Among the entries below, find the lines with "profile" and copy them.

-------- Data supplied

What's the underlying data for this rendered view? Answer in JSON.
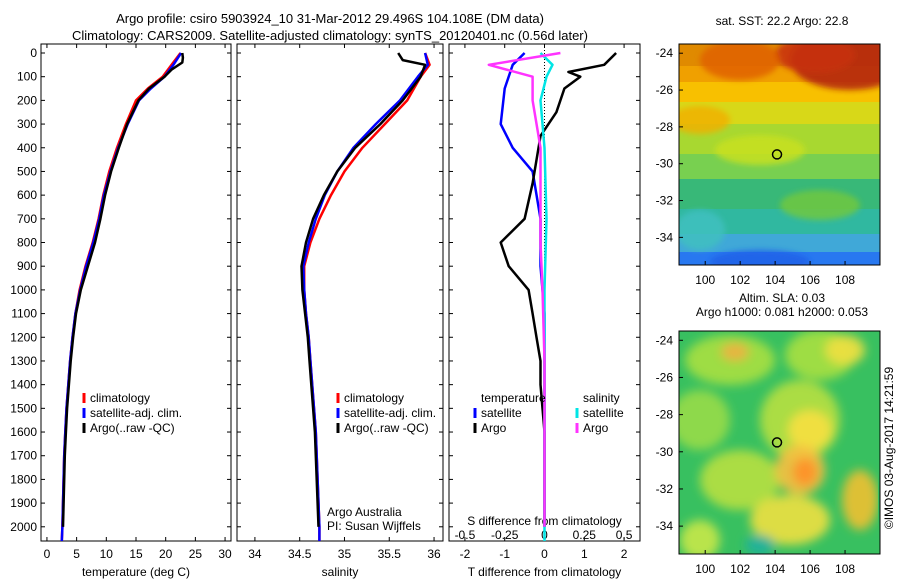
{
  "titles": {
    "line1": "Argo profile: csiro 5903924_10 31-Mar-2012 29.496S 104.108E (DM data)",
    "line2": "Climatology: CARS2009. Satellite-adjusted climatology: synTS_20120401.nc (0.56d later)"
  },
  "colors": {
    "climatology": "#ff0000",
    "satellite": "#0000ff",
    "argo": "#000000",
    "salinity_sat": "#00e5e5",
    "salinity_argo": "#ff33ff"
  },
  "chart_data": [
    {
      "type": "line",
      "name": "temperature-profile",
      "xlabel": "temperature (deg C)",
      "ylabel": "",
      "xlim": [
        -1,
        31
      ],
      "ylim": [
        2060,
        0
      ],
      "xticks": [
        0,
        5,
        10,
        15,
        20,
        25,
        30
      ],
      "yticks": [
        0,
        100,
        200,
        300,
        400,
        500,
        600,
        700,
        800,
        900,
        1000,
        1100,
        1200,
        1300,
        1400,
        1500,
        1600,
        1700,
        1800,
        1900,
        2000
      ],
      "legend": [
        "climatology",
        "satellite-adj. clim.",
        "Argo(..raw -QC)"
      ],
      "series": [
        {
          "name": "climatology",
          "color": "#ff0000",
          "points": [
            [
              22.5,
              0
            ],
            [
              21,
              50
            ],
            [
              19.5,
              100
            ],
            [
              17,
              150
            ],
            [
              15,
              200
            ],
            [
              13.3,
              300
            ],
            [
              11.8,
              400
            ],
            [
              10.5,
              500
            ],
            [
              9.5,
              600
            ],
            [
              8.7,
              700
            ],
            [
              7.7,
              800
            ],
            [
              6.5,
              900
            ],
            [
              5.5,
              1000
            ],
            [
              4.8,
              1100
            ],
            [
              4.3,
              1200
            ],
            [
              3.9,
              1300
            ],
            [
              3.6,
              1400
            ],
            [
              3.3,
              1500
            ],
            [
              3.1,
              1600
            ],
            [
              2.9,
              1700
            ],
            [
              2.8,
              1800
            ],
            [
              2.7,
              1900
            ],
            [
              2.6,
              2000
            ],
            [
              2.5,
              2060
            ]
          ]
        },
        {
          "name": "satellite-adj. clim.",
          "color": "#0000ff",
          "points": [
            [
              22.6,
              0
            ],
            [
              21.3,
              50
            ],
            [
              19.8,
              100
            ],
            [
              17.5,
              150
            ],
            [
              15.5,
              200
            ],
            [
              13.6,
              300
            ],
            [
              12,
              400
            ],
            [
              10.7,
              500
            ],
            [
              9.6,
              600
            ],
            [
              8.8,
              700
            ],
            [
              7.8,
              800
            ],
            [
              6.6,
              900
            ],
            [
              5.6,
              1000
            ],
            [
              4.8,
              1100
            ],
            [
              4.3,
              1200
            ],
            [
              3.9,
              1300
            ],
            [
              3.6,
              1400
            ],
            [
              3.3,
              1500
            ],
            [
              3.1,
              1600
            ],
            [
              2.9,
              1700
            ],
            [
              2.8,
              1800
            ],
            [
              2.7,
              1900
            ],
            [
              2.6,
              2000
            ],
            [
              2.5,
              2060
            ]
          ]
        },
        {
          "name": "Argo(..raw -QC)",
          "color": "#000000",
          "points": [
            [
              22.8,
              0
            ],
            [
              22.9,
              20
            ],
            [
              22.8,
              40
            ],
            [
              21,
              70
            ],
            [
              19.8,
              100
            ],
            [
              17.2,
              150
            ],
            [
              15.4,
              200
            ],
            [
              13.5,
              300
            ],
            [
              12.1,
              400
            ],
            [
              10.8,
              500
            ],
            [
              9.8,
              600
            ],
            [
              9,
              700
            ],
            [
              8.1,
              800
            ],
            [
              6.9,
              900
            ],
            [
              5.7,
              1000
            ],
            [
              4.9,
              1100
            ],
            [
              4.4,
              1200
            ],
            [
              4,
              1300
            ],
            [
              3.7,
              1400
            ],
            [
              3.4,
              1500
            ],
            [
              3.2,
              1600
            ],
            [
              3,
              1700
            ],
            [
              2.9,
              1800
            ],
            [
              2.8,
              1900
            ],
            [
              2.7,
              2000
            ]
          ]
        }
      ]
    },
    {
      "type": "line",
      "name": "salinity-profile",
      "xlabel": "salinity",
      "xlim": [
        33.8,
        36.1
      ],
      "ylim": [
        2060,
        0
      ],
      "xticks": [
        34,
        34.5,
        35,
        35.5,
        36
      ],
      "xtick_labels": [
        "34",
        "34.5",
        "35",
        "35.5",
        "36"
      ],
      "legend": [
        "climatology",
        "satellite-adj. clim.",
        "Argo(..raw -QC)"
      ],
      "annotation": [
        "Argo Australia",
        "PI: Susan Wijffels"
      ],
      "series": [
        {
          "name": "climatology",
          "color": "#ff0000",
          "points": [
            [
              35.9,
              0
            ],
            [
              35.95,
              50
            ],
            [
              35.85,
              100
            ],
            [
              35.7,
              200
            ],
            [
              35.45,
              300
            ],
            [
              35.2,
              400
            ],
            [
              35,
              500
            ],
            [
              34.85,
              600
            ],
            [
              34.72,
              700
            ],
            [
              34.62,
              800
            ],
            [
              34.55,
              900
            ],
            [
              34.55,
              1000
            ],
            [
              34.57,
              1100
            ],
            [
              34.6,
              1200
            ],
            [
              34.62,
              1300
            ],
            [
              34.64,
              1400
            ],
            [
              34.66,
              1500
            ],
            [
              34.68,
              1600
            ],
            [
              34.69,
              1700
            ],
            [
              34.7,
              1800
            ],
            [
              34.71,
              1900
            ],
            [
              34.72,
              2000
            ],
            [
              34.72,
              2060
            ]
          ]
        },
        {
          "name": "satellite-adj. clim.",
          "color": "#0000ff",
          "points": [
            [
              35.9,
              0
            ],
            [
              35.93,
              50
            ],
            [
              35.82,
              100
            ],
            [
              35.62,
              200
            ],
            [
              35.35,
              300
            ],
            [
              35.1,
              400
            ],
            [
              34.92,
              500
            ],
            [
              34.78,
              600
            ],
            [
              34.68,
              700
            ],
            [
              34.6,
              800
            ],
            [
              34.54,
              900
            ],
            [
              34.55,
              1000
            ],
            [
              34.57,
              1100
            ],
            [
              34.6,
              1200
            ],
            [
              34.62,
              1300
            ],
            [
              34.64,
              1400
            ],
            [
              34.66,
              1500
            ],
            [
              34.68,
              1600
            ],
            [
              34.69,
              1700
            ],
            [
              34.7,
              1800
            ],
            [
              34.71,
              1900
            ],
            [
              34.72,
              2000
            ],
            [
              34.72,
              2060
            ]
          ]
        },
        {
          "name": "Argo(..raw -QC)",
          "color": "#000000",
          "points": [
            [
              35.6,
              0
            ],
            [
              35.65,
              30
            ],
            [
              35.9,
              50
            ],
            [
              35.85,
              100
            ],
            [
              35.65,
              200
            ],
            [
              35.4,
              300
            ],
            [
              35.12,
              400
            ],
            [
              34.92,
              500
            ],
            [
              34.77,
              600
            ],
            [
              34.65,
              700
            ],
            [
              34.57,
              800
            ],
            [
              34.52,
              900
            ],
            [
              34.53,
              1000
            ],
            [
              34.56,
              1100
            ],
            [
              34.59,
              1200
            ],
            [
              34.61,
              1300
            ],
            [
              34.63,
              1400
            ],
            [
              34.65,
              1500
            ],
            [
              34.67,
              1600
            ],
            [
              34.68,
              1700
            ],
            [
              34.69,
              1800
            ],
            [
              34.7,
              1900
            ],
            [
              34.71,
              2000
            ]
          ]
        }
      ]
    },
    {
      "type": "line",
      "name": "difference-profile",
      "xlabel": "T difference from climatology",
      "top_label": "S difference from climatology",
      "xlim": [
        -2.4,
        2.4
      ],
      "ylim": [
        2060,
        0
      ],
      "xticks_bottom": [
        -2,
        -1,
        0,
        1,
        2
      ],
      "xticks_top": [
        -0.5,
        -0.25,
        0,
        0.25,
        0.5
      ],
      "xticks_top_labels": [
        "-0.5",
        "-0.25",
        "0",
        "0.25",
        "0.5"
      ],
      "legend_temperature": {
        "title": "temperature",
        "items": [
          "satellite",
          "Argo"
        ]
      },
      "legend_salinity": {
        "title": "salinity",
        "items": [
          "satellite",
          "Argo"
        ]
      },
      "series": [
        {
          "name": "temperature satellite",
          "color": "#0000ff",
          "points": [
            [
              -0.5,
              0
            ],
            [
              -0.8,
              50
            ],
            [
              -1,
              150
            ],
            [
              -1.1,
              300
            ],
            [
              -0.8,
              400
            ],
            [
              -0.3,
              500
            ],
            [
              -0.1,
              700
            ],
            [
              -0.1,
              900
            ],
            [
              0,
              1100
            ],
            [
              0,
              1500
            ],
            [
              0,
              2000
            ]
          ]
        },
        {
          "name": "temperature Argo",
          "color": "#000000",
          "points": [
            [
              1.8,
              0
            ],
            [
              1.5,
              50
            ],
            [
              0.6,
              80
            ],
            [
              0.9,
              100
            ],
            [
              0.5,
              150
            ],
            [
              0.3,
              250
            ],
            [
              -0.1,
              350
            ],
            [
              -0.3,
              550
            ],
            [
              -0.5,
              700
            ],
            [
              -1.1,
              800
            ],
            [
              -0.9,
              900
            ],
            [
              -0.4,
              1000
            ],
            [
              -0.3,
              1100
            ],
            [
              -0.2,
              1200
            ],
            [
              -0.1,
              1300
            ],
            [
              -0.1,
              1400
            ],
            [
              0,
              1600
            ],
            [
              0,
              2000
            ]
          ]
        },
        {
          "name": "salinity satellite",
          "color": "#00e5e5",
          "points": [
            [
              -0.1,
              0
            ],
            [
              0.2,
              50
            ],
            [
              0.05,
              100
            ],
            [
              -0.1,
              200
            ],
            [
              0,
              400
            ],
            [
              0.05,
              700
            ],
            [
              0,
              1000
            ],
            [
              0,
              2060
            ]
          ]
        },
        {
          "name": "salinity Argo",
          "color": "#ff33ff",
          "points": [
            [
              0.4,
              0
            ],
            [
              -1.4,
              50
            ],
            [
              -0.3,
              100
            ],
            [
              -0.3,
              200
            ],
            [
              -0.1,
              400
            ],
            [
              -0.1,
              800
            ],
            [
              -0.05,
              1000
            ],
            [
              0,
              1300
            ],
            [
              0,
              2000
            ]
          ]
        }
      ]
    },
    {
      "type": "heatmap",
      "name": "sst-map",
      "title": "sat. SST: 22.2  Argo: 22.8",
      "xlim": [
        98.5,
        110
      ],
      "ylim": [
        -35.5,
        -23.5
      ],
      "xticks": [
        100,
        102,
        104,
        106,
        108
      ],
      "yticks": [
        -24,
        -26,
        -28,
        -30,
        -32,
        -34
      ],
      "marker": {
        "lon": 104.108,
        "lat": -29.496
      }
    },
    {
      "type": "heatmap",
      "name": "sla-map",
      "title_line1": "Altim. SLA: 0.03",
      "title_line2": "Argo h1000: 0.081  h2000: 0.053",
      "xlim": [
        98.5,
        110
      ],
      "ylim": [
        -35.5,
        -23.5
      ],
      "xticks": [
        100,
        102,
        104,
        106,
        108
      ],
      "yticks": [
        -24,
        -26,
        -28,
        -30,
        -32,
        -34
      ],
      "marker": {
        "lon": 104.108,
        "lat": -29.496
      }
    }
  ],
  "credit": "©IMOS 03-Aug-2017 14:21:59"
}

----------------

> [Answer for this exercise]:
    "line1": "Argo profile: csiro 5903924_10 31-Mar-2012 29.496S 104.108E (DM data)",
      "name": "temperature-profile",
      "name": "salinity-profile",
      "name": "difference-profile",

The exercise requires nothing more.